=== Requirement ===
Write out all lines holding the word "output".

=== Information supplied ===
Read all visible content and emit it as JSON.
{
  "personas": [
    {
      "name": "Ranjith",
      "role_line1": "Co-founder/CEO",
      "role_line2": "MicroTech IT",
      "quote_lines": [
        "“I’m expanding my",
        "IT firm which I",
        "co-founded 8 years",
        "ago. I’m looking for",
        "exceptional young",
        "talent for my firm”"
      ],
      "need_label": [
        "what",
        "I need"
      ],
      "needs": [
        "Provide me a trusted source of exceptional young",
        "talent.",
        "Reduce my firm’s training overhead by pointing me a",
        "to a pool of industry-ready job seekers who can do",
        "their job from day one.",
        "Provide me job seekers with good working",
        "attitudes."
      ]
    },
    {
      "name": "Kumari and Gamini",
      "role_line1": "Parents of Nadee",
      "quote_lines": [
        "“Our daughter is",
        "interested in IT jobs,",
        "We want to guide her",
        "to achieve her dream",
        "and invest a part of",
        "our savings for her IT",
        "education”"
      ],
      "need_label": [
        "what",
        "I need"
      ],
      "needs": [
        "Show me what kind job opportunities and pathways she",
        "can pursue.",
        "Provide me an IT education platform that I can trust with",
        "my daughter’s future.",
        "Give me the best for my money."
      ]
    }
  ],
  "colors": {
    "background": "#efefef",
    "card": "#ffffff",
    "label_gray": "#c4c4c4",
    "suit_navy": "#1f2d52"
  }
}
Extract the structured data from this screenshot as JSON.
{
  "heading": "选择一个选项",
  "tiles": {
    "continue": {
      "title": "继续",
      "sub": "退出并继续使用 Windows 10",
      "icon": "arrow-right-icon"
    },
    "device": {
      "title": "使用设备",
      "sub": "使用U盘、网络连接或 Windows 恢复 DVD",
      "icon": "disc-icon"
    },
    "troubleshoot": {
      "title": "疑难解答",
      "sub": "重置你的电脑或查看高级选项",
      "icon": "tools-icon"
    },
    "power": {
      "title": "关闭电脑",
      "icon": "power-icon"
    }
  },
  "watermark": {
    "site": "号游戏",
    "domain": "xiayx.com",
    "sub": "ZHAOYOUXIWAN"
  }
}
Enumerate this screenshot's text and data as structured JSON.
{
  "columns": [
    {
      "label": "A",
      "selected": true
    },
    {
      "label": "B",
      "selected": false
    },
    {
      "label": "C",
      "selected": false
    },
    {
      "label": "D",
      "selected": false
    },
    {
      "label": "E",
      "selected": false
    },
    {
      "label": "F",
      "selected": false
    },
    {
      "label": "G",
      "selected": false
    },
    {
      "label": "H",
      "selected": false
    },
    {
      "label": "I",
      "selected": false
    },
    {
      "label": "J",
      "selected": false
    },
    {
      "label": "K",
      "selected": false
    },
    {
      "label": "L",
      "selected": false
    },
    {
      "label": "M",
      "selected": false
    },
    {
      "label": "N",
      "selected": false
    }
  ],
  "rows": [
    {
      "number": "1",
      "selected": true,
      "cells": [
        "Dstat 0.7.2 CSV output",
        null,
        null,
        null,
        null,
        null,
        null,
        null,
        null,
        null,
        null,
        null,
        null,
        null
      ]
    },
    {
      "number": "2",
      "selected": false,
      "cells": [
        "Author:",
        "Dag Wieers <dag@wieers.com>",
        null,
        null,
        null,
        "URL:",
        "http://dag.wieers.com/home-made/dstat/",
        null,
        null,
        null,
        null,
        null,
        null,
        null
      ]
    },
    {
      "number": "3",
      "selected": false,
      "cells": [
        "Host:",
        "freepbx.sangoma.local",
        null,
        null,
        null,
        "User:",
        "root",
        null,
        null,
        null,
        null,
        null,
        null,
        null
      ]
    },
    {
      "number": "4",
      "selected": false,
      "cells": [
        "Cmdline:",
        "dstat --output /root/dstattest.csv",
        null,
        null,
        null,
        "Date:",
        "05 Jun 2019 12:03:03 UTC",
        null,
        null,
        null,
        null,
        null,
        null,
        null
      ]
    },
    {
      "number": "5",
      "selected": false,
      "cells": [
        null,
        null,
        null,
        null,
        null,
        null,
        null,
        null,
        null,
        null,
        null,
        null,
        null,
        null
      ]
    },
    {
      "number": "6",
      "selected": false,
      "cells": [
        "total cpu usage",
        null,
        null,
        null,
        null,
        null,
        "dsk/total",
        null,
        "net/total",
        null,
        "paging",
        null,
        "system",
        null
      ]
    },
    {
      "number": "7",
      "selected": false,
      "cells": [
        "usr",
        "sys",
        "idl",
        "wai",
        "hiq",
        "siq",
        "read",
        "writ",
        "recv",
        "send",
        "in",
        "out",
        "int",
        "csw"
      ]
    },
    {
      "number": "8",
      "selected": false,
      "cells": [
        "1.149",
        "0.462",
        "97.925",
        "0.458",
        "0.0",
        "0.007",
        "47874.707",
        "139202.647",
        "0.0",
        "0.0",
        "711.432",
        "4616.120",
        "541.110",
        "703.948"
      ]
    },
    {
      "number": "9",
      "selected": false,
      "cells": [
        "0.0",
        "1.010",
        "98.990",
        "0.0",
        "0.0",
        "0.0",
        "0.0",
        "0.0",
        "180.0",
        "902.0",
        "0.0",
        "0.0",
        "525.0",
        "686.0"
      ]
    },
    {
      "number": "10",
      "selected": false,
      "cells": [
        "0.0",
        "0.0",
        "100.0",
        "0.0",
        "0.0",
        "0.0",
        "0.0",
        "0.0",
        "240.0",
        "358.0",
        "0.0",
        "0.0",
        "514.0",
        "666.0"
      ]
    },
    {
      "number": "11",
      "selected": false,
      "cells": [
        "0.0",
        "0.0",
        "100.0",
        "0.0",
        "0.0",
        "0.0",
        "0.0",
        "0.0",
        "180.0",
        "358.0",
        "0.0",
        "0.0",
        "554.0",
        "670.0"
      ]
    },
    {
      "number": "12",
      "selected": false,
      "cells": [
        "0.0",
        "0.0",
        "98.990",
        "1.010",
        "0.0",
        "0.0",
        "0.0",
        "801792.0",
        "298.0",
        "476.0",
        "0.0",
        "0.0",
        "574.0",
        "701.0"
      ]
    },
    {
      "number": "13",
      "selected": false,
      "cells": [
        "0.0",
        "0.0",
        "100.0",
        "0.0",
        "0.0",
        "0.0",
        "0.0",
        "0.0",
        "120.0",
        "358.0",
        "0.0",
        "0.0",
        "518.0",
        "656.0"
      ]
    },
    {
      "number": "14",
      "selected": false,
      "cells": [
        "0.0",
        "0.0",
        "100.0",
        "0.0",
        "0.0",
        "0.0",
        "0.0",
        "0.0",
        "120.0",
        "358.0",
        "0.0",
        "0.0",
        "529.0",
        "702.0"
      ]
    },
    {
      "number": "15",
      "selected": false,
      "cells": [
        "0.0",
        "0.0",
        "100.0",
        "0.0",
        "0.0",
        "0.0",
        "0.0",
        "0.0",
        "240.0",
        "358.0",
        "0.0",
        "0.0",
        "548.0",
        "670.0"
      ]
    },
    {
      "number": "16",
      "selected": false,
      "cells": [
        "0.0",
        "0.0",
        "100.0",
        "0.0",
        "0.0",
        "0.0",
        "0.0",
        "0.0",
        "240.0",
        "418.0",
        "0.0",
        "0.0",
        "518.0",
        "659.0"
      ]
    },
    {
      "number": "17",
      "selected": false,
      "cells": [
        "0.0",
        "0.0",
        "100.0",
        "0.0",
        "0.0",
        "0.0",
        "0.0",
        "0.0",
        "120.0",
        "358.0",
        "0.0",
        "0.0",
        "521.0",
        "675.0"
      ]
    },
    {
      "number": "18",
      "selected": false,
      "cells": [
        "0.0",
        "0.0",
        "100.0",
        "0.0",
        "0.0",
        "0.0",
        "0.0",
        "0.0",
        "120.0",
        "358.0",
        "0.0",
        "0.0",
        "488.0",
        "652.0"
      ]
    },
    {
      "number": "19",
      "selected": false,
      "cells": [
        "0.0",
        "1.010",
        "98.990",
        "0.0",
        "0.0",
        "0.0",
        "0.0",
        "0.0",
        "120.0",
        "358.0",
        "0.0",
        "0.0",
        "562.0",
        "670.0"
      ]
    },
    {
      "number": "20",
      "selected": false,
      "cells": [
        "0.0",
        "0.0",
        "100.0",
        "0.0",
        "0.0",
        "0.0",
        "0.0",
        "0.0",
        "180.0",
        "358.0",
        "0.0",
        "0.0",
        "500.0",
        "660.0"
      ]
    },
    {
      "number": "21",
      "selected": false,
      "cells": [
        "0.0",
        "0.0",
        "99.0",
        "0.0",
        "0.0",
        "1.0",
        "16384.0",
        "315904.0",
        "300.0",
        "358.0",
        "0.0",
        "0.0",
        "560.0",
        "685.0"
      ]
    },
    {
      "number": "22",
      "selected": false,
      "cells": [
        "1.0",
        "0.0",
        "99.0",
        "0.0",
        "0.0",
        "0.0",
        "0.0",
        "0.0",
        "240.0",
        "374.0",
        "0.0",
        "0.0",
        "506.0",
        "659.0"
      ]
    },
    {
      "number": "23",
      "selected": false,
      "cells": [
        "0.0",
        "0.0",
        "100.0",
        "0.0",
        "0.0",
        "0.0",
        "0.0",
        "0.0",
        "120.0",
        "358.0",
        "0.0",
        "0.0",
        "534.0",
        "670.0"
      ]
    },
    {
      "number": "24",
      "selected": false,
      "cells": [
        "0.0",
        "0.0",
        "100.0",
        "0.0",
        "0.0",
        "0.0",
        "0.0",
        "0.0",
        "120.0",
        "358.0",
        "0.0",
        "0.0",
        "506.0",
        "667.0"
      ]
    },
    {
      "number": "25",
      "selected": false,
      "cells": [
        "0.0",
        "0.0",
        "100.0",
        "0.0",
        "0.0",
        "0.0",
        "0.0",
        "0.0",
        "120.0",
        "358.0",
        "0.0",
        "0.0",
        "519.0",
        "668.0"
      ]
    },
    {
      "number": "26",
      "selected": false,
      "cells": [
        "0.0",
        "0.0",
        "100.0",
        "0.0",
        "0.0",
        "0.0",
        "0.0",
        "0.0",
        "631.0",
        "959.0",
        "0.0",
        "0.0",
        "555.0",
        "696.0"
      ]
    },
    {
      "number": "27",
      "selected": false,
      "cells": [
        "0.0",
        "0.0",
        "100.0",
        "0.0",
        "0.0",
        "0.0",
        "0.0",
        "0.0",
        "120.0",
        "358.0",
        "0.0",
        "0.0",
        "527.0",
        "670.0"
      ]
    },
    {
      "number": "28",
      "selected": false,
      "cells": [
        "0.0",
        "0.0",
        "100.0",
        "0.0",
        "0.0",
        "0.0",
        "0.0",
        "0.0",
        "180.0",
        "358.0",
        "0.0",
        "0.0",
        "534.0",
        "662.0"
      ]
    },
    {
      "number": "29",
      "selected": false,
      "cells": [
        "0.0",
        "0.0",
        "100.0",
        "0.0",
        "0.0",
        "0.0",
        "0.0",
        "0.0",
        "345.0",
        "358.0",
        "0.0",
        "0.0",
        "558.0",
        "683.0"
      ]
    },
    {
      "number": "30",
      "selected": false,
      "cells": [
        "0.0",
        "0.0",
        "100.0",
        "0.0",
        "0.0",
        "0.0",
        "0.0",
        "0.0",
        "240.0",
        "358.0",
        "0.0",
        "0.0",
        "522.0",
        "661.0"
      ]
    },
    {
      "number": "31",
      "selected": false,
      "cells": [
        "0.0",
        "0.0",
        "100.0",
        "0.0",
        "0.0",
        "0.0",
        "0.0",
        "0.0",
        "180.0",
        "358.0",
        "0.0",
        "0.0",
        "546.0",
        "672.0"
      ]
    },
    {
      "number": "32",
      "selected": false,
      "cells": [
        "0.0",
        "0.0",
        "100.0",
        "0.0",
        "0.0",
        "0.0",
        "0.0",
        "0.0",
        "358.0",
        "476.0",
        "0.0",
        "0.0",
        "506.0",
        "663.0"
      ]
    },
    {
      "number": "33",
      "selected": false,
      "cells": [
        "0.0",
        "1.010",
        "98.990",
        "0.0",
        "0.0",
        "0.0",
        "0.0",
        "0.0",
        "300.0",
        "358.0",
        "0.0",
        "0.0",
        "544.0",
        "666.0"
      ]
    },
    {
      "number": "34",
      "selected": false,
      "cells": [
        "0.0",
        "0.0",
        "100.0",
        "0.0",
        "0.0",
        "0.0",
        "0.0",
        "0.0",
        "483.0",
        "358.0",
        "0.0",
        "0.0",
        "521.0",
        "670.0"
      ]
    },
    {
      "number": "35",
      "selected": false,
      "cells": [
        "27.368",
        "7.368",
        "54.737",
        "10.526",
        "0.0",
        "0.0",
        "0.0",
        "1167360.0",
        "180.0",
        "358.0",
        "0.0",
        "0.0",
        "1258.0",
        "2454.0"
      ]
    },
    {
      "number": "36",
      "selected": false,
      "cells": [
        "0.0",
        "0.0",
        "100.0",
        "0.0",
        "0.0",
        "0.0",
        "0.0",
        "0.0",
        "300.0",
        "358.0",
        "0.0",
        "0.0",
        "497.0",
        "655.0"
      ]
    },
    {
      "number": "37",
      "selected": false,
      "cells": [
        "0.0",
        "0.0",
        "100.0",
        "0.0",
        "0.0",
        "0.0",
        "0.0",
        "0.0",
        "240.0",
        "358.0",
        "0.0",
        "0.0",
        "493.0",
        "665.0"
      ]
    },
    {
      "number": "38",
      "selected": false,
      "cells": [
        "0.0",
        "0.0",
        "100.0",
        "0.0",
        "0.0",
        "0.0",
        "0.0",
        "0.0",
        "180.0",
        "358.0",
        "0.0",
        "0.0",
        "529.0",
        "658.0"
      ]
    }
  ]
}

=== Task answer ===
        "Dstat 0.7.2 CSV output",
        "dstat --output /root/dstattest.csv",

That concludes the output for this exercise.